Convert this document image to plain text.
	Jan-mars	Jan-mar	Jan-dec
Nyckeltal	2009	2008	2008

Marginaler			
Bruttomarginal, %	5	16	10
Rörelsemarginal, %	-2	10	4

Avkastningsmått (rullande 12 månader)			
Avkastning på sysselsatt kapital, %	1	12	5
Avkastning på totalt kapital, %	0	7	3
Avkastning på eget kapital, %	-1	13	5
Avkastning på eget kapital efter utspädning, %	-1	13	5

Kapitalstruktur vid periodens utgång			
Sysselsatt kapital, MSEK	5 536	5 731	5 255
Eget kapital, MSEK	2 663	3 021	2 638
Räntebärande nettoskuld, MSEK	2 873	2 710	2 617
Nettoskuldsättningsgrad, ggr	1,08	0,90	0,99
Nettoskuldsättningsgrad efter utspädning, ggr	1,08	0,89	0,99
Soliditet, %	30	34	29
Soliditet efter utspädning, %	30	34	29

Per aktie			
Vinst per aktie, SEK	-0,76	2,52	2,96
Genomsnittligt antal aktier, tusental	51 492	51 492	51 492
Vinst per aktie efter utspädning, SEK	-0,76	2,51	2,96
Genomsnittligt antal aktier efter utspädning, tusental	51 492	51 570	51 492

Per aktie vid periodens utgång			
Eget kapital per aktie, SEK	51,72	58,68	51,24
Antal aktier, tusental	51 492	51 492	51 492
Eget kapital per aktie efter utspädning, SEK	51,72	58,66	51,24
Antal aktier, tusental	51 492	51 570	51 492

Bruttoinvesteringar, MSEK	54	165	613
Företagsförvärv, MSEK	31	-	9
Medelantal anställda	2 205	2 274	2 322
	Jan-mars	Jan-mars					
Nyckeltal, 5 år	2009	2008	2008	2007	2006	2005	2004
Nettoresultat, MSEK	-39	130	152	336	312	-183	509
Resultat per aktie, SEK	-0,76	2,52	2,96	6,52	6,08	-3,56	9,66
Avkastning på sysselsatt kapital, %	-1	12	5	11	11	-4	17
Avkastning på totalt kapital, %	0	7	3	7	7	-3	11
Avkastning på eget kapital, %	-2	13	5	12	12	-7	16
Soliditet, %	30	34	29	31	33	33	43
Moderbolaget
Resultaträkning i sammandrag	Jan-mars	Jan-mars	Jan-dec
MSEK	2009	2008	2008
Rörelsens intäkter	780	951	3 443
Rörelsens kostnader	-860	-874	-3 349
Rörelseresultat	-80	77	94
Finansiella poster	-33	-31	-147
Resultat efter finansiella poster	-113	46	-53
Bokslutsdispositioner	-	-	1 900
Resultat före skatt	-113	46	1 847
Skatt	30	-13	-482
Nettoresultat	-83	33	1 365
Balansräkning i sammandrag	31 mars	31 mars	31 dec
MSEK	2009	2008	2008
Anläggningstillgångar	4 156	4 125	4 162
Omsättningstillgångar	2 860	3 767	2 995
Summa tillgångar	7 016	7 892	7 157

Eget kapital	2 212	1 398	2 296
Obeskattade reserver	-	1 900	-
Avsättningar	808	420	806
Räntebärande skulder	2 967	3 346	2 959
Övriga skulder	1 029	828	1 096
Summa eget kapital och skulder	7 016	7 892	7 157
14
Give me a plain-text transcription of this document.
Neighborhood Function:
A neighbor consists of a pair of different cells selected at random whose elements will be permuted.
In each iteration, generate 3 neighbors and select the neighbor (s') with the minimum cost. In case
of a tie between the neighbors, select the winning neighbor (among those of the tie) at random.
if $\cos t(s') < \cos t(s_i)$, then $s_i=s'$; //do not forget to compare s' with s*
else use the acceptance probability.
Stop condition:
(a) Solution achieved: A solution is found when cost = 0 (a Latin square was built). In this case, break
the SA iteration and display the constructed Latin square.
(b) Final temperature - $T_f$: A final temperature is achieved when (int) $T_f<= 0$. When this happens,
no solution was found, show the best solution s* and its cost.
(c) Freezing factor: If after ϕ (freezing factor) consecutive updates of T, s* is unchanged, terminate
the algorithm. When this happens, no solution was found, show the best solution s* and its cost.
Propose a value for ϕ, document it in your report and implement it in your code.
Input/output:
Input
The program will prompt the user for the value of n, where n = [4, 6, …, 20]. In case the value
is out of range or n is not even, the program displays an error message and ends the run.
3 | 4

----

→ TASK BRIEF
Reproduce all of the data. Leave every line unchanged.

→ EXERCISE SOLUTION
Convert this document image to plain text.
	Jan-mars	Jan-mar	Jan-dec
Nyckeltal	2009	2008	2008

Marginaler			
Bruttomarginal, %	5	16	10
Rörelsemarginal, %	-2	10	4

Avkastningsmått (rullande 12 månader)			
Avkastning på sysselsatt kapital, %	1	12	5
Avkastning på totalt kapital, %	0	7	3
Avkastning på eget kapital, %	-1	13	5
Avkastning på eget kapital efter utspädning, %	-1	13	5

Kapitalstruktur vid periodens utgång			
Sysselsatt kapital, MSEK	5 536	5 731	5 255
Eget kapital, MSEK	2 663	3 021	2 638
Räntebärande nettoskuld, MSEK	2 873	2 710	2 617
Nettoskuldsättningsgrad, ggr	1,08	0,90	0,99
Nettoskuldsättningsgrad efter utspädning, ggr	1,08	0,89	0,99
Soliditet, %	30	34	29
Soliditet efter utspädning, %	30	34	29

Per aktie			
Vinst per aktie, SEK	-0,76	2,52	2,96
Genomsnittligt antal aktier, tusental	51 492	51 492	51 492
Vinst per aktie efter utspädning, SEK	-0,76	2,51	2,96
Genomsnittligt antal aktier efter utspädning, tusental	51 492	51 570	51 492

Per aktie vid periodens utgång			
Eget kapital per aktie, SEK	51,72	58,68	51,24
Antal aktier, tusental	51 492	51 492	51 492
Eget kapital per aktie efter utspädning, SEK	51,72	58,66	51,24
Antal aktier, tusental	51 492	51 570	51 492

Bruttoinvesteringar, MSEK	54	165	613
Företagsförvärv, MSEK	31	-	9
Medelantal anställda	2 205	2 274	2 322
	Jan-mars	Jan-mars					
Nyckeltal, 5 år	2009	2008	2008	2007	2006	2005	2004
Nettoresultat, MSEK	-39	130	152	336	312	-183	509
Resultat per aktie, SEK	-0,76	2,52	2,96	6,52	6,08	-3,56	9,66
Avkastning på sysselsatt kapital, %	-1	12	5	11	11	-4	17
Avkastning på totalt kapital, %	0	7	3	7	7	-3	11
Avkastning på eget kapital, %	-2	13	5	12	12	-7	16
Soliditet, %	30	34	29	31	33	33	43
Moderbolaget
Resultaträkning i sammandrag	Jan-mars	Jan-mars	Jan-dec
MSEK	2009	2008	2008
Rörelsens intäkter	780	951	3 443
Rörelsens kostnader	-860	-874	-3 349
Rörelseresultat	-80	77	94
Finansiella poster	-33	-31	-147
Resultat efter finansiella poster	-113	46	-53
Bokslutsdispositioner	-	-	1 900
Resultat före skatt	-113	46	1 847
Skatt	30	-13	-482
Nettoresultat	-83	33	1 365
Balansräkning i sammandrag	31 mars	31 mars	31 dec
MSEK	2009	2008	2008
Anläggningstillgångar	4 156	4 125	4 162
Omsättningstillgångar	2 860	3 767	2 995
Summa tillgångar	7 016	7 892	7 157

Eget kapital	2 212	1 398	2 296
Obeskattade reserver	-	1 900	-
Avsättningar	808	420	806
Räntebärande skulder	2 967	3 346	2 959
Övriga skulder	1 029	828	1 096
Summa eget kapital och skulder	7 016	7 892	7 157
14
Give me a plain-text transcription of this document.
Neighborhood Function:
A neighbor consists of a pair of different cells selected at random whose elements will be permuted.
In each iteration, generate 3 neighbors and select the neighbor (s') with the minimum cost. In case
of a tie between the neighbors, select the winning neighbor (among those of the tie) at random.
if $\cos t(s') < \cos t(s_i)$, then $s_i=s'$; //do not forget to compare s' with s*
else use the acceptance probability.
Stop condition:
(a) Solution achieved: A solution is found when cost = 0 (a Latin square was built). In this case, break
the SA iteration and display the constructed Latin square.
(b) Final temperature - $T_f$: A final temperature is achieved when (int) $T_f<= 0$. When this happens,
no solution was found, show the best solution s* and its cost.
(c) Freezing factor: If after ϕ (freezing factor) consecutive updates of T, s* is unchanged, terminate
the algorithm. When this happens, no solution was found, show the best solution s* and its cost.
Propose a value for ϕ, document it in your report and implement it in your code.
Input/output:
Input
The program will prompt the user for the value of n, where n = [4, 6, …, 20]. In case the value
is out of range or n is not even, the program displays an error message and ends the run.
3 | 4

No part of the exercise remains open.